● WHAT IS REQUIRED
Using the listing below, report all lines holding the word "respuesta".

● EXERCISE MATERIAL
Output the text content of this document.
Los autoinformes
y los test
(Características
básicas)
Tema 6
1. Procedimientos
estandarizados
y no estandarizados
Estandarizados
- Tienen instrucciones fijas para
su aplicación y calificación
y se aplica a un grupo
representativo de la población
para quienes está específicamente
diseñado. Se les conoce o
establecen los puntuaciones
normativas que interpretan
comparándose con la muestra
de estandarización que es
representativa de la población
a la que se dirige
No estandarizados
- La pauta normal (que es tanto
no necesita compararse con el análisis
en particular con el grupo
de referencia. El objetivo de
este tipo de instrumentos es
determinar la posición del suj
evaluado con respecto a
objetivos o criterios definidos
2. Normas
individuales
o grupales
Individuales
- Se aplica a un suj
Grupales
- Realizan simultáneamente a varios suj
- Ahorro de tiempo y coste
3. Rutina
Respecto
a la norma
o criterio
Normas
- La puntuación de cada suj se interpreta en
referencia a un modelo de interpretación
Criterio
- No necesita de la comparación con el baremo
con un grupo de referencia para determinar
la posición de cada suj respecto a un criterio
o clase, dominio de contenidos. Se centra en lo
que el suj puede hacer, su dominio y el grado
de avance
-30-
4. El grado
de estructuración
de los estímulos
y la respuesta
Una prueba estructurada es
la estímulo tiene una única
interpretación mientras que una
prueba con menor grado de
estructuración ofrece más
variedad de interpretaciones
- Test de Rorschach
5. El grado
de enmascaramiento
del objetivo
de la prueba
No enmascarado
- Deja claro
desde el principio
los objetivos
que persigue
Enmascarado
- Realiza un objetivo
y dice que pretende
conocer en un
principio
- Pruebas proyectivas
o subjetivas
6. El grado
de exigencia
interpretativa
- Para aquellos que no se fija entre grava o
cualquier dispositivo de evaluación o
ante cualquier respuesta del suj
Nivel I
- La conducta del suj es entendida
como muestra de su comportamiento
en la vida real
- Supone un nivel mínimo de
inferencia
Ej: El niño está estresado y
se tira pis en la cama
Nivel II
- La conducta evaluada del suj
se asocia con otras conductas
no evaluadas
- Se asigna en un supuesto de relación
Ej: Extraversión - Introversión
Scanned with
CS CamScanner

● TASK RESULT
y la respuesta
ante cualquier respuesta del suj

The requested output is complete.